→ **Given entries**
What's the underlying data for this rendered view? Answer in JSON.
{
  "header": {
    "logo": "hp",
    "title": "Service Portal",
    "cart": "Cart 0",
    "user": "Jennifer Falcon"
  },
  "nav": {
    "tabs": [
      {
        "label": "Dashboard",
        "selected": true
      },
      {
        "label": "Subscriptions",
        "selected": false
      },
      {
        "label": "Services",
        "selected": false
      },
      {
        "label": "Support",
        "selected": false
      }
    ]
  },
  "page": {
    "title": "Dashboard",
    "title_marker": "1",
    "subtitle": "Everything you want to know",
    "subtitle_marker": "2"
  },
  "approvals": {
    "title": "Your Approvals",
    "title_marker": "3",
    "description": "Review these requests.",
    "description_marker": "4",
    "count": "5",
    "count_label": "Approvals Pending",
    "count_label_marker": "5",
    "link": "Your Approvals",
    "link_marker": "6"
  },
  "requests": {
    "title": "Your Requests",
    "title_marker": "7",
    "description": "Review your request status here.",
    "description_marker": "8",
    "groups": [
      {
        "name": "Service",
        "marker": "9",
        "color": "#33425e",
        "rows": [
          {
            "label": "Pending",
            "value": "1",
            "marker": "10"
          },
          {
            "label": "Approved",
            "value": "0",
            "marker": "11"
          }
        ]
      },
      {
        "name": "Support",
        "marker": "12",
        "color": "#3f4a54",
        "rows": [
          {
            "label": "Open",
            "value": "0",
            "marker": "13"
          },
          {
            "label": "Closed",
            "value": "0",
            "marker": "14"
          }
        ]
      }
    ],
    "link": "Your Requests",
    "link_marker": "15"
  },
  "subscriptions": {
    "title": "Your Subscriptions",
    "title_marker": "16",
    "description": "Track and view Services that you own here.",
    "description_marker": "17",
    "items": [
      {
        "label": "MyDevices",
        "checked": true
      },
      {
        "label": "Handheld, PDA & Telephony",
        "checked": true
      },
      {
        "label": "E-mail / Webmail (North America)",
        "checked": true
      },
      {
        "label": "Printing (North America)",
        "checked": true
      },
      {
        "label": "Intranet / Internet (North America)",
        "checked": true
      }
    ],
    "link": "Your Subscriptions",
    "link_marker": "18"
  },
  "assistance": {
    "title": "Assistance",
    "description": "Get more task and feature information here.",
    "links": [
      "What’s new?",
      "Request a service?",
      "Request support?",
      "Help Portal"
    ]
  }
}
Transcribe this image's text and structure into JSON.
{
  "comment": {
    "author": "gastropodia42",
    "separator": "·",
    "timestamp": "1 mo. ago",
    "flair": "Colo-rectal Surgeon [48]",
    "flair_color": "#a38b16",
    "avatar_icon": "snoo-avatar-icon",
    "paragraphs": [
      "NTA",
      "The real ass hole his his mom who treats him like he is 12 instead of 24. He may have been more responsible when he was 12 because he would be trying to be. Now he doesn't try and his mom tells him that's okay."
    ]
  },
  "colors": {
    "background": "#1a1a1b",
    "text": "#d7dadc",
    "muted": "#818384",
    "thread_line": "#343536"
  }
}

→ **Work instructions**
Return the listing above in its exact form.

→ **Solution below**
What's the underlying data for this rendered view? Answer in JSON.
{
  "header": {
    "logo": "hp",
    "title": "Service Portal",
    "cart": "Cart 0",
    "user": "Jennifer Falcon"
  },
  "nav": {
    "tabs": [
      {
        "label": "Dashboard",
        "selected": true
      },
      {
        "label": "Subscriptions",
        "selected": false
      },
      {
        "label": "Services",
        "selected": false
      },
      {
        "label": "Support",
        "selected": false
      }
    ]
  },
  "page": {
    "title": "Dashboard",
    "title_marker": "1",
    "subtitle": "Everything you want to know",
    "subtitle_marker": "2"
  },
  "approvals": {
    "title": "Your Approvals",
    "title_marker": "3",
    "description": "Review these requests.",
    "description_marker": "4",
    "count": "5",
    "count_label": "Approvals Pending",
    "count_label_marker": "5",
    "link": "Your Approvals",
    "link_marker": "6"
  },
  "requests": {
    "title": "Your Requests",
    "title_marker": "7",
    "description": "Review your request status here.",
    "description_marker": "8",
    "groups": [
      {
        "name": "Service",
        "marker": "9",
        "color": "#33425e",
        "rows": [
          {
            "label": "Pending",
            "value": "1",
            "marker": "10"
          },
          {
            "label": "Approved",
            "value": "0",
            "marker": "11"
          }
        ]
      },
      {
        "name": "Support",
        "marker": "12",
        "color": "#3f4a54",
        "rows": [
          {
            "label": "Open",
            "value": "0",
            "marker": "13"
          },
          {
            "label": "Closed",
            "value": "0",
            "marker": "14"
          }
        ]
      }
    ],
    "link": "Your Requests",
    "link_marker": "15"
  },
  "subscriptions": {
    "title": "Your Subscriptions",
    "title_marker": "16",
    "description": "Track and view Services that you own here.",
    "description_marker": "17",
    "items": [
      {
        "label": "MyDevices",
        "checked": true
      },
      {
        "label": "Handheld, PDA & Telephony",
        "checked": true
      },
      {
        "label": "E-mail / Webmail (North America)",
        "checked": true
      },
      {
        "label": "Printing (North America)",
        "checked": true
      },
      {
        "label": "Intranet / Internet (North America)",
        "checked": true
      }
    ],
    "link": "Your Subscriptions",
    "link_marker": "18"
  },
  "assistance": {
    "title": "Assistance",
    "description": "Get more task and feature information here.",
    "links": [
      "What’s new?",
      "Request a service?",
      "Request support?",
      "Help Portal"
    ]
  }
}
Transcribe this image's text and structure into JSON.
{
  "comment": {
    "author": "gastropodia42",
    "separator": "·",
    "timestamp": "1 mo. ago",
    "flair": "Colo-rectal Surgeon [48]",
    "flair_color": "#a38b16",
    "avatar_icon": "snoo-avatar-icon",
    "paragraphs": [
      "NTA",
      "The real ass hole his his mom who treats him like he is 12 instead of 24. He may have been more responsible when he was 12 because he would be trying to be. Now he doesn't try and his mom tells him that's okay."
    ]
  },
  "colors": {
    "background": "#1a1a1b",
    "text": "#d7dadc",
    "muted": "#818384",
    "thread_line": "#343536"
  }
}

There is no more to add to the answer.